(Stored entries)

-- Begin --

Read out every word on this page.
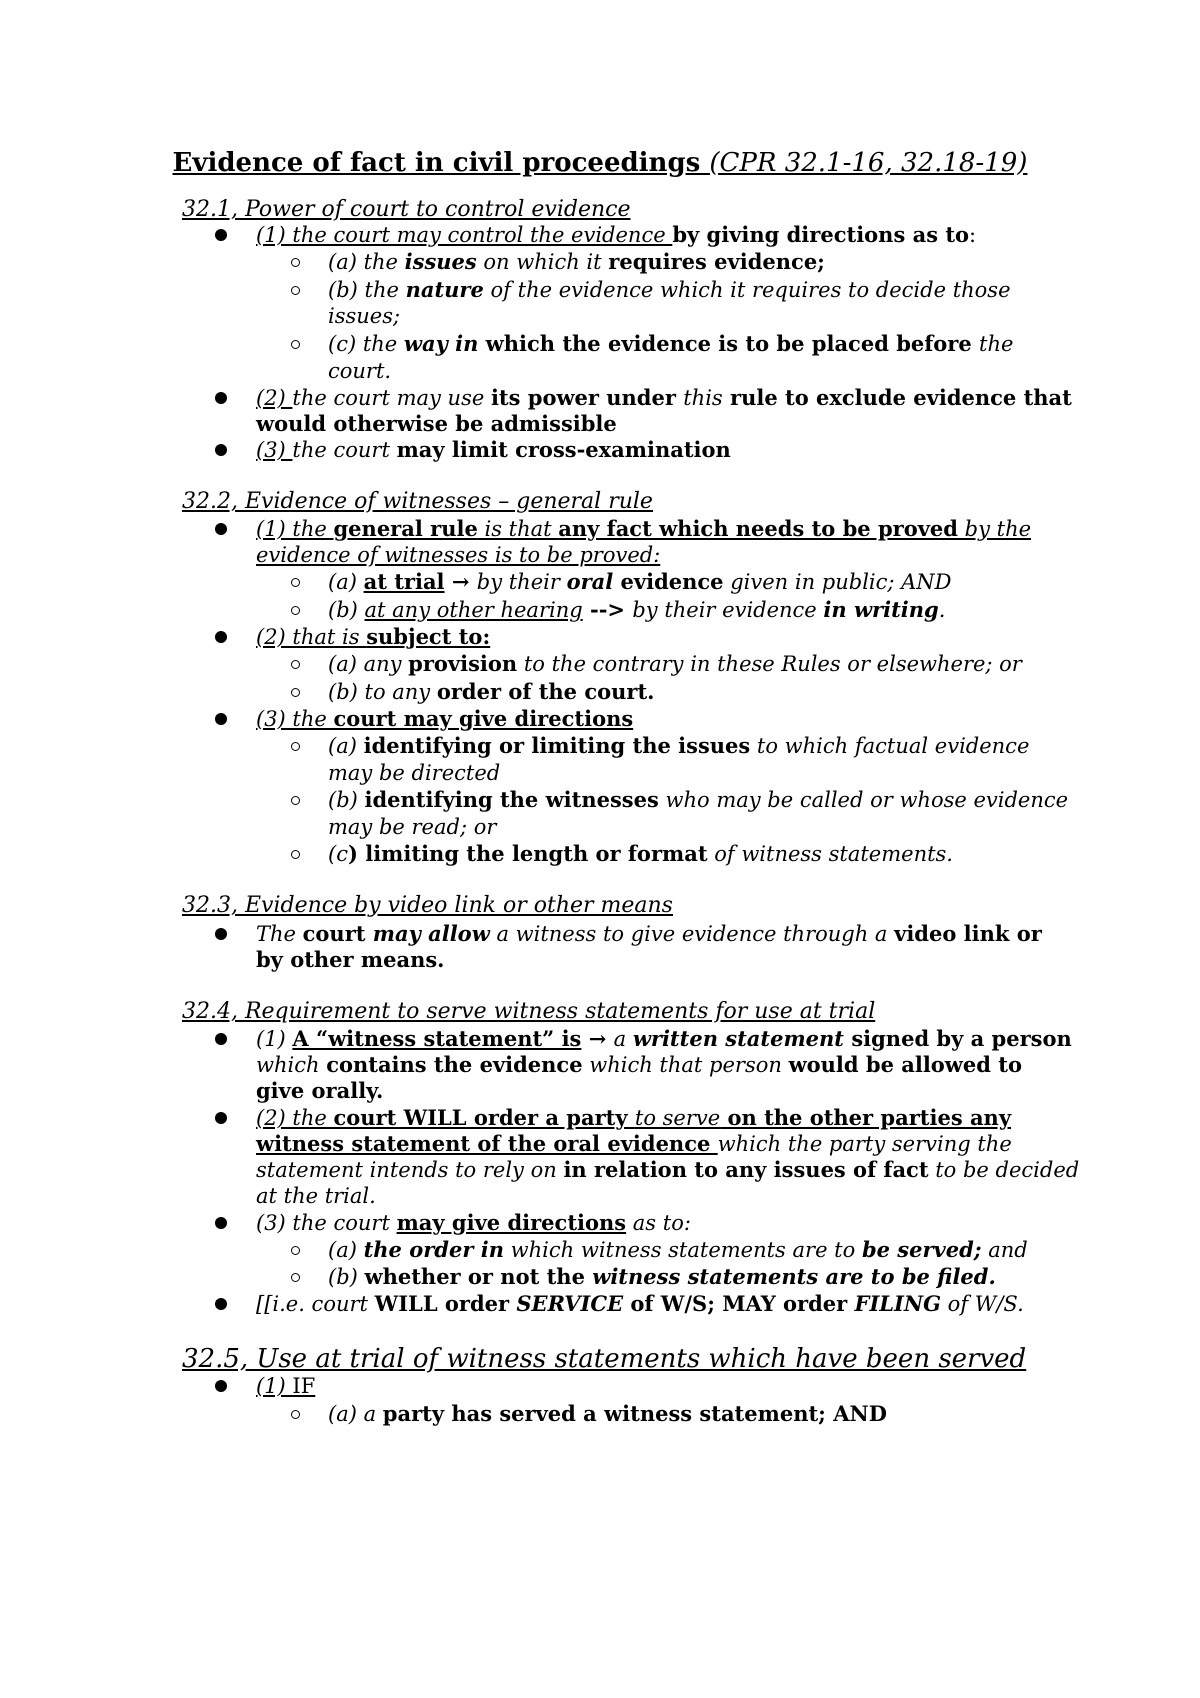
Evidence of fact in civil proceedings (CPR 32.1-16, 32.18-19)
32.1, Power of court to control evidence
(1) the court may control the evidence by giving directions as to:
(a) the issues on which it requires evidence;
(b) the nature of the evidence which it requires to decide those
issues;
(c) the way in which the evidence is to be placed before the
court.
(2) the court may use its power under this rule to exclude evidence that
would otherwise be admissible
(3) the court may limit cross-examination
32.2, Evidence of witnesses – general rule
(1) the general rule is that any fact which needs to be proved by the
evidence of witnesses is to be proved:
(a) at trial → by their oral evidence given in public; AND
(b) at any other hearing --> by their evidence in writing.
(2) that is subject to:
(a) any provision to the contrary in these Rules or elsewhere; or
(b) to any order of the court.
(3) the court may give directions
(a) identifying or limiting the issues to which factual evidence
may be directed
(b) identifying the witnesses who may be called or whose evidence
may be read; or
(c) limiting the length or format of witness statements.
32.3, Evidence by video link or other means
The court may allow a witness to give evidence through a video link or
by other means.
32.4, Requirement to serve witness statements for use at trial
(1) A “witness statement” is → a written statement signed by a person
which contains the evidence which that person would be allowed to
give orally.
(2) the court WILL order a party to serve on the other parties any
witness statement of the oral evidence which the party serving the
statement intends to rely on in relation to any issues of fact to be decided
at the trial.
(3) the court may give directions as to:
(a) the order in which witness statements are to be served; and
(b) whether or not the witness statements are to be filed.
[[i.e. court WILL order SERVICE of W/S; MAY order FILING of W/S.
32.5, Use at trial of witness statements which have been served
(1) IF
(a) a party has served a witness statement; AND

-- End --

> OBJECTIVE
Make a word-for-word copy of the entries, without any pictures.

> COMPLETED EXERCISE
Read out every word on this page.
Evidence of fact in civil proceedings (CPR 32.1-16, 32.18-19)
32.1, Power of court to control evidence
(1) the court may control the evidence by giving directions as to:
(a) the issues on which it requires evidence;
(b) the nature of the evidence which it requires to decide those
issues;
(c) the way in which the evidence is to be placed before the
court.
(2) the court may use its power under this rule to exclude evidence that
would otherwise be admissible
(3) the court may limit cross-examination
32.2, Evidence of witnesses – general rule
(1) the general rule is that any fact which needs to be proved by the
evidence of witnesses is to be proved:
(a) at trial → by their oral evidence given in public; AND
(b) at any other hearing --> by their evidence in writing.
(2) that is subject to:
(a) any provision to the contrary in these Rules or elsewhere; or
(b) to any order of the court.
(3) the court may give directions
(a) identifying or limiting the issues to which factual evidence
may be directed
(b) identifying the witnesses who may be called or whose evidence
may be read; or
(c) limiting the length or format of witness statements.
32.3, Evidence by video link or other means
The court may allow a witness to give evidence through a video link or
by other means.
32.4, Requirement to serve witness statements for use at trial
(1) A “witness statement” is → a written statement signed by a person
which contains the evidence which that person would be allowed to
give orally.
(2) the court WILL order a party to serve on the other parties any
witness statement of the oral evidence which the party serving the
statement intends to rely on in relation to any issues of fact to be decided
at the trial.
(3) the court may give directions as to:
(a) the order in which witness statements are to be served; and
(b) whether or not the witness statements are to be filed.
[[i.e. court WILL order SERVICE of W/S; MAY order FILING of W/S.
32.5, Use at trial of witness statements which have been served
(1) IF
(a) a party has served a witness statement; AND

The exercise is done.